[Dataset entries]
"""

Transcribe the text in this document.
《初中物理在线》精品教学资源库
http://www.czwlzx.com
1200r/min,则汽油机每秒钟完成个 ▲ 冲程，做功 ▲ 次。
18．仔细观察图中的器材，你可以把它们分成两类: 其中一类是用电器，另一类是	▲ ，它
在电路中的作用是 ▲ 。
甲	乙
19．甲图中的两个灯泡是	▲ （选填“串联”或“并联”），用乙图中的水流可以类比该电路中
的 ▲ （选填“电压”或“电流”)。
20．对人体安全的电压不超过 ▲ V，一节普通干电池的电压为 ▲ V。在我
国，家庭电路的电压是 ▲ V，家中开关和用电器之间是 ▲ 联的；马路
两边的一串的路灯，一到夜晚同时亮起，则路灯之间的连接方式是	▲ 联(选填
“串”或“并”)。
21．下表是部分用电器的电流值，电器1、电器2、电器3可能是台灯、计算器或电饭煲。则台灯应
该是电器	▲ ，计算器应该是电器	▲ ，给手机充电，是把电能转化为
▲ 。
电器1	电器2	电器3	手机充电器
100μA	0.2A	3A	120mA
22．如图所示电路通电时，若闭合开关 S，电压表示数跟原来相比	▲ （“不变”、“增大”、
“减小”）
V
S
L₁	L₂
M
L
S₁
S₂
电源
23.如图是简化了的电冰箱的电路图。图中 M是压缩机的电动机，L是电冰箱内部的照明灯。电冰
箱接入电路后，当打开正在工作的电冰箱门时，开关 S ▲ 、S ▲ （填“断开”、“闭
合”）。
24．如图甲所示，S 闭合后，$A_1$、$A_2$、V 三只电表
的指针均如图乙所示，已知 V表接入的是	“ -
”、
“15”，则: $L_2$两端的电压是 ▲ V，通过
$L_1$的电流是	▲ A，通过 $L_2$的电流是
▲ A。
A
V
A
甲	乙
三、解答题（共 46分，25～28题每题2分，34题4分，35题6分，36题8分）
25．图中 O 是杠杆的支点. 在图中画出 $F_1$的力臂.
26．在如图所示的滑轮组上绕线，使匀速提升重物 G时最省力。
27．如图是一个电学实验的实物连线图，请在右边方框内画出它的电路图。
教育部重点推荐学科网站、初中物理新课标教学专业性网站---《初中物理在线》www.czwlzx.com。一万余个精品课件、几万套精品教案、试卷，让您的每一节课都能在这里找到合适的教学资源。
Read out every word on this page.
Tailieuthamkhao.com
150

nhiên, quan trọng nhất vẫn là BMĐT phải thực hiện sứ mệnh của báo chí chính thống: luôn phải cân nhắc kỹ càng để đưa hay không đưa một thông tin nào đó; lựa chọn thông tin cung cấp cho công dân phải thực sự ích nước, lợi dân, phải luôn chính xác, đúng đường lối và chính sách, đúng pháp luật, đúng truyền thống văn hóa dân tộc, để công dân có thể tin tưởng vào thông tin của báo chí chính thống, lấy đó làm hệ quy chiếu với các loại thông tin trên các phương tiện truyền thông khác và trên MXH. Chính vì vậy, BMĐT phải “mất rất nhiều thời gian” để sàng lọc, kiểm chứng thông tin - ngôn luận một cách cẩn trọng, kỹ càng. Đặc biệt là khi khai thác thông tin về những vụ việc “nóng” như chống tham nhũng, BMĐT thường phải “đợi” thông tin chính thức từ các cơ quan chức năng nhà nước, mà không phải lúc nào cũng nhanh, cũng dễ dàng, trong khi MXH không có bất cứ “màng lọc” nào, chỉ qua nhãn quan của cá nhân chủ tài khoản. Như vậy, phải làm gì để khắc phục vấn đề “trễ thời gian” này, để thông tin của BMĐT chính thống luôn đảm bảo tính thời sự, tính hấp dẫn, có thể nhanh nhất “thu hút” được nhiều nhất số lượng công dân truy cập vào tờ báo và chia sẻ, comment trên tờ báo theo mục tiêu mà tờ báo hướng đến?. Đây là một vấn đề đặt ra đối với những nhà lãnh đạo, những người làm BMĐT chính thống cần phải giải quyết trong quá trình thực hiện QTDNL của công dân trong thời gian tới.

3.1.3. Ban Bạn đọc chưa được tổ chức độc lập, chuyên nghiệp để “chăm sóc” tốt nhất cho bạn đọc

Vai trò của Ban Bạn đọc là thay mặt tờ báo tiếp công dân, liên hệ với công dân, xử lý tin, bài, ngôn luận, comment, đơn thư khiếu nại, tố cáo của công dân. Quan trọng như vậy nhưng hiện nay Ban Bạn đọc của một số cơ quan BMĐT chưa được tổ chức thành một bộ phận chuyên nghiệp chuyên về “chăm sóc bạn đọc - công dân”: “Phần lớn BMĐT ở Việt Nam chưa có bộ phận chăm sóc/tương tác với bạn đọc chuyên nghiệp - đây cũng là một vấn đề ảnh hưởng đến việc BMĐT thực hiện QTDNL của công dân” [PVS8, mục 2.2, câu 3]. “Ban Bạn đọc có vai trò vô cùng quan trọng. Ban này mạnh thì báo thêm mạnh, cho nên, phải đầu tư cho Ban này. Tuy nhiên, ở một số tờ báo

"""

> **Goal**
Pick each line holding the word "czwlzx" out of the data and copy it.

> **Exercise solution**
http://www.czwlzx.com
教育部重点推荐学科网站、初中物理新课标教学专业性网站---《初中物理在线》www.czwlzx.com。一万余个精品课件、几万套精品教案、试卷，让您的每一节课都能在这里找到合适的教学资源。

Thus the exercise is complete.